§ **SET PROBLEM**
Make an exact copy of the records, with the images left out.

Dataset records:
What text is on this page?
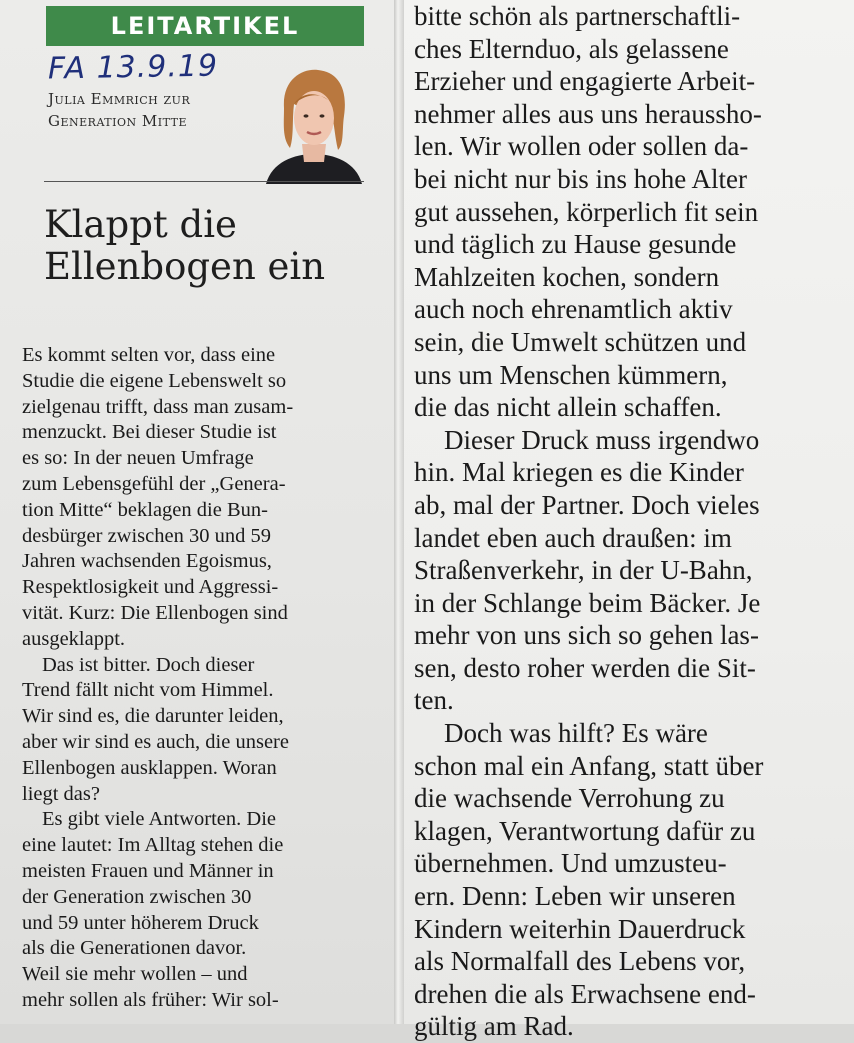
LEITARTIKEL
FA 13.9.19
Julia Emmrich zur
Generation Mitte
Klappt die
Ellenbogen ein
Es kommt selten vor, dass eine
Studie die eigene Lebenswelt so
zielgenau trifft, dass man zusam-
menzuckt. Bei dieser Studie ist
es so: In der neuen Umfrage
zum Lebensgefühl der „Genera-
tion Mitte“ beklagen die Bun-
desbürger zwischen 30 und 59
Jahren wachsenden Egoismus,
Respektlosigkeit und Aggressi-
vität. Kurz: Die Ellenbogen sind
ausgeklappt.
Das ist bitter. Doch dieser
Trend fällt nicht vom Himmel.
Wir sind es, die darunter leiden,
aber wir sind es auch, die unsere
Ellenbogen ausklappen. Woran
liegt das?
Es gibt viele Antworten. Die
eine lautet: Im Alltag stehen die
meisten Frauen und Männer in
der Generation zwischen 30
und 59 unter höherem Druck
als die Generationen davor.
Weil sie mehr wollen – und
mehr sollen als früher: Wir sol-
bitte schön als partnerschaftli-
ches Elternduo, als gelassene
Erzieher und engagierte Arbeit-
nehmer alles aus uns heraussho-
len. Wir wollen oder sollen da-
bei nicht nur bis ins hohe Alter
gut aussehen, körperlich fit sein
und täglich zu Hause gesunde
Mahlzeiten kochen, sondern
auch noch ehrenamtlich aktiv
sein, die Umwelt schützen und
uns um Menschen kümmern,
die das nicht allein schaffen.
Dieser Druck muss irgendwo
hin. Mal kriegen es die Kinder
ab, mal der Partner. Doch vieles
landet eben auch draußen: im
Straßenverkehr, in der U-Bahn,
in der Schlange beim Bäcker. Je
mehr von uns sich so gehen las-
sen, desto roher werden die Sit-
ten.
Doch was hilft? Es wäre
schon mal ein Anfang, statt über
die wachsende Verrohung zu
klagen, Verantwortung dafür zu
übernehmen. Und umzusteu-
ern. Denn: Leben wir unseren
Kindern weiterhin Dauerdruck
als Normalfall des Lebens vor,
drehen die als Erwachsene end-
gültig am Rad.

§ **EXERCISE RESPONSE**
What text is on this page?
LEITARTIKEL
FA 13.9.19
Julia Emmrich zur
Generation Mitte
Klappt die
Ellenbogen ein
Es kommt selten vor, dass eine
Studie die eigene Lebenswelt so
zielgenau trifft, dass man zusam-
menzuckt. Bei dieser Studie ist
es so: In der neuen Umfrage
zum Lebensgefühl der „Genera-
tion Mitte“ beklagen die Bun-
desbürger zwischen 30 und 59
Jahren wachsenden Egoismus,
Respektlosigkeit und Aggressi-
vität. Kurz: Die Ellenbogen sind
ausgeklappt.
Das ist bitter. Doch dieser
Trend fällt nicht vom Himmel.
Wir sind es, die darunter leiden,
aber wir sind es auch, die unsere
Ellenbogen ausklappen. Woran
liegt das?
Es gibt viele Antworten. Die
eine lautet: Im Alltag stehen die
meisten Frauen und Männer in
der Generation zwischen 30
und 59 unter höherem Druck
als die Generationen davor.
Weil sie mehr wollen – und
mehr sollen als früher: Wir sol-
bitte schön als partnerschaftli-
ches Elternduo, als gelassene
Erzieher und engagierte Arbeit-
nehmer alles aus uns heraussho-
len. Wir wollen oder sollen da-
bei nicht nur bis ins hohe Alter
gut aussehen, körperlich fit sein
und täglich zu Hause gesunde
Mahlzeiten kochen, sondern
auch noch ehrenamtlich aktiv
sein, die Umwelt schützen und
uns um Menschen kümmern,
die das nicht allein schaffen.
Dieser Druck muss irgendwo
hin. Mal kriegen es die Kinder
ab, mal der Partner. Doch vieles
landet eben auch draußen: im
Straßenverkehr, in der U-Bahn,
in der Schlange beim Bäcker. Je
mehr von uns sich so gehen las-
sen, desto roher werden die Sit-
ten.
Doch was hilft? Es wäre
schon mal ein Anfang, statt über
die wachsende Verrohung zu
klagen, Verantwortung dafür zu
übernehmen. Und umzusteu-
ern. Denn: Leben wir unseren
Kindern weiterhin Dauerdruck
als Normalfall des Lebens vor,
drehen die als Erwachsene end-
gültig am Rad.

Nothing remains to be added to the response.